Prompt> Repeat every record exactly, but keep images out of the copy.

— start of Provided records —

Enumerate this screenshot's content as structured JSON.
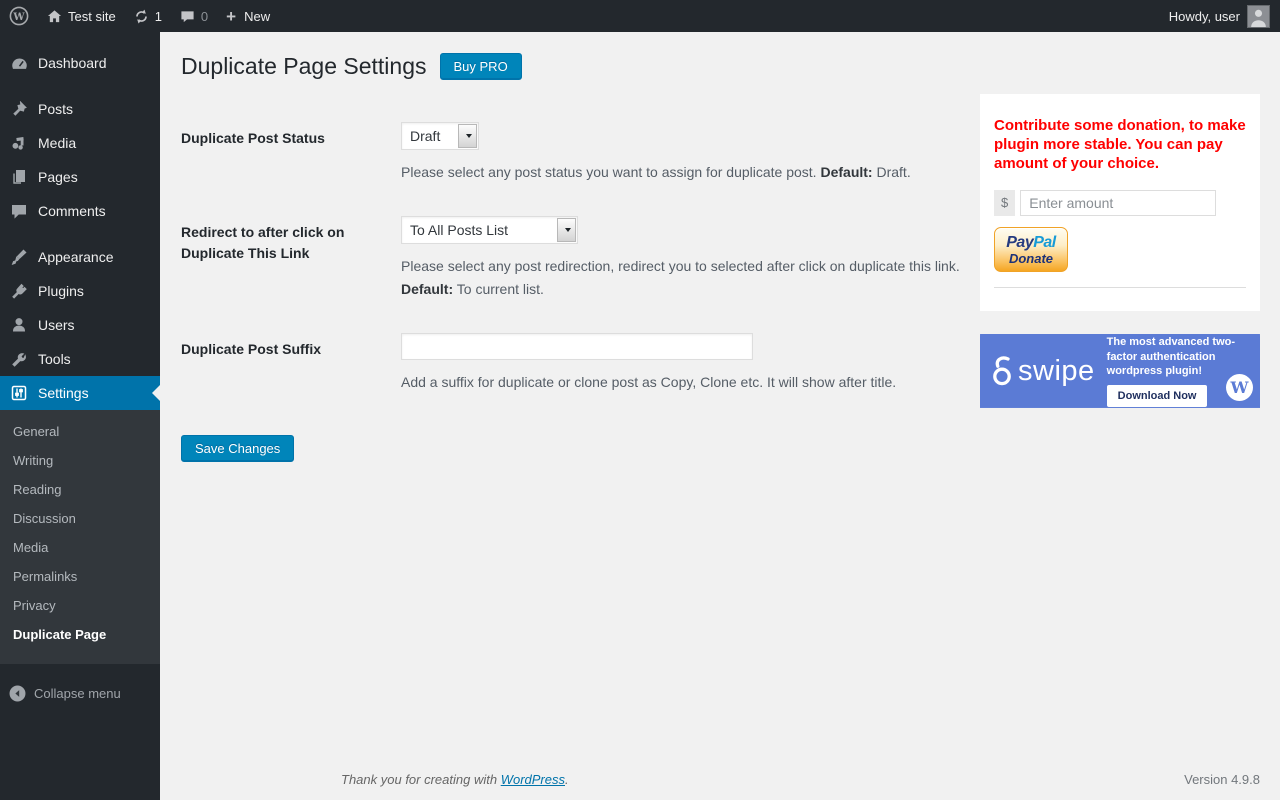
{
  "admin_bar": {
    "site_name": "Test site",
    "update_count": "1",
    "comment_count": "0",
    "new_label": "New",
    "howdy": "Howdy, user"
  },
  "sidebar": {
    "items": [
      {
        "label": "Dashboard"
      },
      {
        "label": "Posts"
      },
      {
        "label": "Media"
      },
      {
        "label": "Pages"
      },
      {
        "label": "Comments"
      },
      {
        "label": "Appearance"
      },
      {
        "label": "Plugins"
      },
      {
        "label": "Users"
      },
      {
        "label": "Tools"
      },
      {
        "label": "Settings"
      }
    ],
    "submenu": [
      "General",
      "Writing",
      "Reading",
      "Discussion",
      "Media",
      "Permalinks",
      "Privacy",
      "Duplicate Page"
    ],
    "collapse_label": "Collapse menu"
  },
  "main": {
    "title": "Duplicate Page Settings",
    "buy_pro_label": "Buy PRO",
    "rows": [
      {
        "label": "Duplicate Post Status",
        "control_value": "Draft",
        "desc": "Please select any post status you want to assign for duplicate post.",
        "default_label": "Default:",
        "default_value": "Draft."
      },
      {
        "label": "Redirect to after click on Duplicate This Link",
        "control_value": "To All Posts List",
        "desc": "Please select any post redirection, redirect you to selected after click on duplicate this link.",
        "default_label": "Default:",
        "default_value": "To current list."
      },
      {
        "label": "Duplicate Post Suffix",
        "input_value": "",
        "desc": "Add a suffix for duplicate or clone post as Copy, Clone etc. It will show after title."
      }
    ],
    "save_label": "Save Changes"
  },
  "donation": {
    "message": "Contribute some donation, to make plugin more stable. You can pay amount of your choice.",
    "currency": "$",
    "amount_placeholder": "Enter amount",
    "paypal_pay": "Pay",
    "paypal_pal": "Pal",
    "paypal_donate": "Donate"
  },
  "banner": {
    "brand": "swipe",
    "text": "The most advanced two-factor authentication wordpress plugin!",
    "button_label": "Download Now",
    "wp_mark": "W"
  },
  "footer": {
    "thanks_prefix": "Thank you for creating with ",
    "wordpress_link": "WordPress",
    "thanks_suffix": ".",
    "version": "Version 4.9.8"
  },
  "colors": {
    "admin_dark": "#23282d",
    "submenu_dark": "#32373c",
    "accent_blue": "#0073aa",
    "button_blue": "#0085ba",
    "donation_red": "#ff0000",
    "banner_blue": "#5b7bd5",
    "content_bg": "#f1f1f1"
  }
}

— end of Provided records —

Written reply>
Enumerate this screenshot's content as structured JSON.
{
  "admin_bar": {
    "site_name": "Test site",
    "update_count": "1",
    "comment_count": "0",
    "new_label": "New",
    "howdy": "Howdy, user"
  },
  "sidebar": {
    "items": [
      {
        "label": "Dashboard"
      },
      {
        "label": "Posts"
      },
      {
        "label": "Media"
      },
      {
        "label": "Pages"
      },
      {
        "label": "Comments"
      },
      {
        "label": "Appearance"
      },
      {
        "label": "Plugins"
      },
      {
        "label": "Users"
      },
      {
        "label": "Tools"
      },
      {
        "label": "Settings"
      }
    ],
    "submenu": [
      "General",
      "Writing",
      "Reading",
      "Discussion",
      "Media",
      "Permalinks",
      "Privacy",
      "Duplicate Page"
    ],
    "collapse_label": "Collapse menu"
  },
  "main": {
    "title": "Duplicate Page Settings",
    "buy_pro_label": "Buy PRO",
    "rows": [
      {
        "label": "Duplicate Post Status",
        "control_value": "Draft",
        "desc": "Please select any post status you want to assign for duplicate post.",
        "default_label": "Default:",
        "default_value": "Draft."
      },
      {
        "label": "Redirect to after click on Duplicate This Link",
        "control_value": "To All Posts List",
        "desc": "Please select any post redirection, redirect you to selected after click on duplicate this link.",
        "default_label": "Default:",
        "default_value": "To current list."
      },
      {
        "label": "Duplicate Post Suffix",
        "input_value": "",
        "desc": "Add a suffix for duplicate or clone post as Copy, Clone etc. It will show after title."
      }
    ],
    "save_label": "Save Changes"
  },
  "donation": {
    "message": "Contribute some donation, to make plugin more stable. You can pay amount of your choice.",
    "currency": "$",
    "amount_placeholder": "Enter amount",
    "paypal_pay": "Pay",
    "paypal_pal": "Pal",
    "paypal_donate": "Donate"
  },
  "banner": {
    "brand": "swipe",
    "text": "The most advanced two-factor authentication wordpress plugin!",
    "button_label": "Download Now",
    "wp_mark": "W"
  },
  "footer": {
    "thanks_prefix": "Thank you for creating with ",
    "wordpress_link": "WordPress",
    "thanks_suffix": ".",
    "version": "Version 4.9.8"
  },
  "colors": {
    "admin_dark": "#23282d",
    "submenu_dark": "#32373c",
    "accent_blue": "#0073aa",
    "button_blue": "#0085ba",
    "donation_red": "#ff0000",
    "banner_blue": "#5b7bd5",
    "content_bg": "#f1f1f1"
  }
}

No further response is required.